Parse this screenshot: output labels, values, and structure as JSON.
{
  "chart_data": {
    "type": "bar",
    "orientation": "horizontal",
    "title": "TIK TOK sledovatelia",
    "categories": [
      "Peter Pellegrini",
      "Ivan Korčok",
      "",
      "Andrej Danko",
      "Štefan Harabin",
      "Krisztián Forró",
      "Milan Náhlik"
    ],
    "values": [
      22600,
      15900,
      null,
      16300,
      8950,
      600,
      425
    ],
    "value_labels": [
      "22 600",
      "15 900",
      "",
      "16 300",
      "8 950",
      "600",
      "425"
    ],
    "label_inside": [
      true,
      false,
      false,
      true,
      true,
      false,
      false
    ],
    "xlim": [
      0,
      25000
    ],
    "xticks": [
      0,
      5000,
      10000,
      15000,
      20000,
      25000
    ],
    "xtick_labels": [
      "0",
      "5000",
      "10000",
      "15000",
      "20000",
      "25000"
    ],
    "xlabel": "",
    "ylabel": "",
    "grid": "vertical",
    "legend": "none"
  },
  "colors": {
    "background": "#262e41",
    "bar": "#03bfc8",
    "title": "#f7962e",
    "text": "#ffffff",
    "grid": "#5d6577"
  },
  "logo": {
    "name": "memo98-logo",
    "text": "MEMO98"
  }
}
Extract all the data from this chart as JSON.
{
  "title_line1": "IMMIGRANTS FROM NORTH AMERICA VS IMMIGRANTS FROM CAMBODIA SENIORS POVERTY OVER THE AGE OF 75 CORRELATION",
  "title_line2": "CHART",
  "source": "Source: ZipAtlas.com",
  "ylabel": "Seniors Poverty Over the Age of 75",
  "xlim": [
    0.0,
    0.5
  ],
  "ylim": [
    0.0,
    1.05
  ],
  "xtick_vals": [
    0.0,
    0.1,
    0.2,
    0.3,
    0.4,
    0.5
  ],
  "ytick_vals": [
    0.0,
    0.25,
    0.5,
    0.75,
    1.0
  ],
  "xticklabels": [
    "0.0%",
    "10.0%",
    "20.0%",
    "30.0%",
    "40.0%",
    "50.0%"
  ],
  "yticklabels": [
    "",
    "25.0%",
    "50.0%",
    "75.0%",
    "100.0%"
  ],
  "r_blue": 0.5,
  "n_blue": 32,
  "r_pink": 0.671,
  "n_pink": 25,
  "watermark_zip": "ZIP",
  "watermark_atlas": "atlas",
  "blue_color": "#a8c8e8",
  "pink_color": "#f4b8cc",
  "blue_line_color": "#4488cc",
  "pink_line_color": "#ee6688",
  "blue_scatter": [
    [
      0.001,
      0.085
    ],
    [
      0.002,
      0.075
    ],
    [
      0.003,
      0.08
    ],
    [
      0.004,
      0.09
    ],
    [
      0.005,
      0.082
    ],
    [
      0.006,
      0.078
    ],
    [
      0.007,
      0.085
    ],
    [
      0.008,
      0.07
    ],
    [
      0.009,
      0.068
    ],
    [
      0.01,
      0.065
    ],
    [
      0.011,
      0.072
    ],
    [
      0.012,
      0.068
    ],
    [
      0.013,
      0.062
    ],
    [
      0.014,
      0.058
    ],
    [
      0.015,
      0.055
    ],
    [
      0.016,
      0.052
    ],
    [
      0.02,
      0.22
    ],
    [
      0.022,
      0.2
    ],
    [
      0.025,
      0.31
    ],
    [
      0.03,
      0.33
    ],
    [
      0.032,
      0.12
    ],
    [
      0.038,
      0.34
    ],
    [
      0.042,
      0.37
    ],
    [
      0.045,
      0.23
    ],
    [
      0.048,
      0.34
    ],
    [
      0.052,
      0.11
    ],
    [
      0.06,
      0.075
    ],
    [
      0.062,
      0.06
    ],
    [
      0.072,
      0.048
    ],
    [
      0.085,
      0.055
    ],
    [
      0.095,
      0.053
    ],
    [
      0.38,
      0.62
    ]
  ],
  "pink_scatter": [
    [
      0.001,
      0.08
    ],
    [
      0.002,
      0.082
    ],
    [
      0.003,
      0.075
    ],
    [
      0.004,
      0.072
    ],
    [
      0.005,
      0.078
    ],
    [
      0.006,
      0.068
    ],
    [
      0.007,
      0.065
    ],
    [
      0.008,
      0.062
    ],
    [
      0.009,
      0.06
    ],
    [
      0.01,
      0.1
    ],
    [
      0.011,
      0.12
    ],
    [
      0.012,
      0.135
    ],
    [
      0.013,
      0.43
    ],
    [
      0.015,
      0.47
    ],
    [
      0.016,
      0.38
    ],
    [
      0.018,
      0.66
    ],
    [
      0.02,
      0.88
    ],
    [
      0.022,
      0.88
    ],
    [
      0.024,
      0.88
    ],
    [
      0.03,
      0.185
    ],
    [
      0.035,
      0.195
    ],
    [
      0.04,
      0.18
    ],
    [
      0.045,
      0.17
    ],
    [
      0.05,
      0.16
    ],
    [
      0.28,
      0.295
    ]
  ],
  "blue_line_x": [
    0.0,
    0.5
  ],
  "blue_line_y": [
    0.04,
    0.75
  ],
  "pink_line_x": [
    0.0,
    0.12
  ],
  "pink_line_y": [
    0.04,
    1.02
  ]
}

▶ AIM OF THE TASK: Repeat all the records. Match each line exactly.

▶ SOLUTION TO THE PROBLEM:
Parse this screenshot: output labels, values, and structure as JSON.
{
  "chart_data": {
    "type": "bar",
    "orientation": "horizontal",
    "title": "TIK TOK sledovatelia",
    "categories": [
      "Peter Pellegrini",
      "Ivan Korčok",
      "",
      "Andrej Danko",
      "Štefan Harabin",
      "Krisztián Forró",
      "Milan Náhlik"
    ],
    "values": [
      22600,
      15900,
      null,
      16300,
      8950,
      600,
      425
    ],
    "value_labels": [
      "22 600",
      "15 900",
      "",
      "16 300",
      "8 950",
      "600",
      "425"
    ],
    "label_inside": [
      true,
      false,
      false,
      true,
      true,
      false,
      false
    ],
    "xlim": [
      0,
      25000
    ],
    "xticks": [
      0,
      5000,
      10000,
      15000,
      20000,
      25000
    ],
    "xtick_labels": [
      "0",
      "5000",
      "10000",
      "15000",
      "20000",
      "25000"
    ],
    "xlabel": "",
    "ylabel": "",
    "grid": "vertical",
    "legend": "none"
  },
  "colors": {
    "background": "#262e41",
    "bar": "#03bfc8",
    "title": "#f7962e",
    "text": "#ffffff",
    "grid": "#5d6577"
  },
  "logo": {
    "name": "memo98-logo",
    "text": "MEMO98"
  }
}
Extract all the data from this chart as JSON.
{
  "title_line1": "IMMIGRANTS FROM NORTH AMERICA VS IMMIGRANTS FROM CAMBODIA SENIORS POVERTY OVER THE AGE OF 75 CORRELATION",
  "title_line2": "CHART",
  "source": "Source: ZipAtlas.com",
  "ylabel": "Seniors Poverty Over the Age of 75",
  "xlim": [
    0.0,
    0.5
  ],
  "ylim": [
    0.0,
    1.05
  ],
  "xtick_vals": [
    0.0,
    0.1,
    0.2,
    0.3,
    0.4,
    0.5
  ],
  "ytick_vals": [
    0.0,
    0.25,
    0.5,
    0.75,
    1.0
  ],
  "xticklabels": [
    "0.0%",
    "10.0%",
    "20.0%",
    "30.0%",
    "40.0%",
    "50.0%"
  ],
  "yticklabels": [
    "",
    "25.0%",
    "50.0%",
    "75.0%",
    "100.0%"
  ],
  "r_blue": 0.5,
  "n_blue": 32,
  "r_pink": 0.671,
  "n_pink": 25,
  "watermark_zip": "ZIP",
  "watermark_atlas": "atlas",
  "blue_color": "#a8c8e8",
  "pink_color": "#f4b8cc",
  "blue_line_color": "#4488cc",
  "pink_line_color": "#ee6688",
  "blue_scatter": [
    [
      0.001,
      0.085
    ],
    [
      0.002,
      0.075
    ],
    [
      0.003,
      0.08
    ],
    [
      0.004,
      0.09
    ],
    [
      0.005,
      0.082
    ],
    [
      0.006,
      0.078
    ],
    [
      0.007,
      0.085
    ],
    [
      0.008,
      0.07
    ],
    [
      0.009,
      0.068
    ],
    [
      0.01,
      0.065
    ],
    [
      0.011,
      0.072
    ],
    [
      0.012,
      0.068
    ],
    [
      0.013,
      0.062
    ],
    [
      0.014,
      0.058
    ],
    [
      0.015,
      0.055
    ],
    [
      0.016,
      0.052
    ],
    [
      0.02,
      0.22
    ],
    [
      0.022,
      0.2
    ],
    [
      0.025,
      0.31
    ],
    [
      0.03,
      0.33
    ],
    [
      0.032,
      0.12
    ],
    [
      0.038,
      0.34
    ],
    [
      0.042,
      0.37
    ],
    [
      0.045,
      0.23
    ],
    [
      0.048,
      0.34
    ],
    [
      0.052,
      0.11
    ],
    [
      0.06,
      0.075
    ],
    [
      0.062,
      0.06
    ],
    [
      0.072,
      0.048
    ],
    [
      0.085,
      0.055
    ],
    [
      0.095,
      0.053
    ],
    [
      0.38,
      0.62
    ]
  ],
  "pink_scatter": [
    [
      0.001,
      0.08
    ],
    [
      0.002,
      0.082
    ],
    [
      0.003,
      0.075
    ],
    [
      0.004,
      0.072
    ],
    [
      0.005,
      0.078
    ],
    [
      0.006,
      0.068
    ],
    [
      0.007,
      0.065
    ],
    [
      0.008,
      0.062
    ],
    [
      0.009,
      0.06
    ],
    [
      0.01,
      0.1
    ],
    [
      0.011,
      0.12
    ],
    [
      0.012,
      0.135
    ],
    [
      0.013,
      0.43
    ],
    [
      0.015,
      0.47
    ],
    [
      0.016,
      0.38
    ],
    [
      0.018,
      0.66
    ],
    [
      0.02,
      0.88
    ],
    [
      0.022,
      0.88
    ],
    [
      0.024,
      0.88
    ],
    [
      0.03,
      0.185
    ],
    [
      0.035,
      0.195
    ],
    [
      0.04,
      0.18
    ],
    [
      0.045,
      0.17
    ],
    [
      0.05,
      0.16
    ],
    [
      0.28,
      0.295
    ]
  ],
  "blue_line_x": [
    0.0,
    0.5
  ],
  "blue_line_y": [
    0.04,
    0.75
  ],
  "pink_line_x": [
    0.0,
    0.12
  ],
  "pink_line_y": [
    0.04,
    1.02
  ]
}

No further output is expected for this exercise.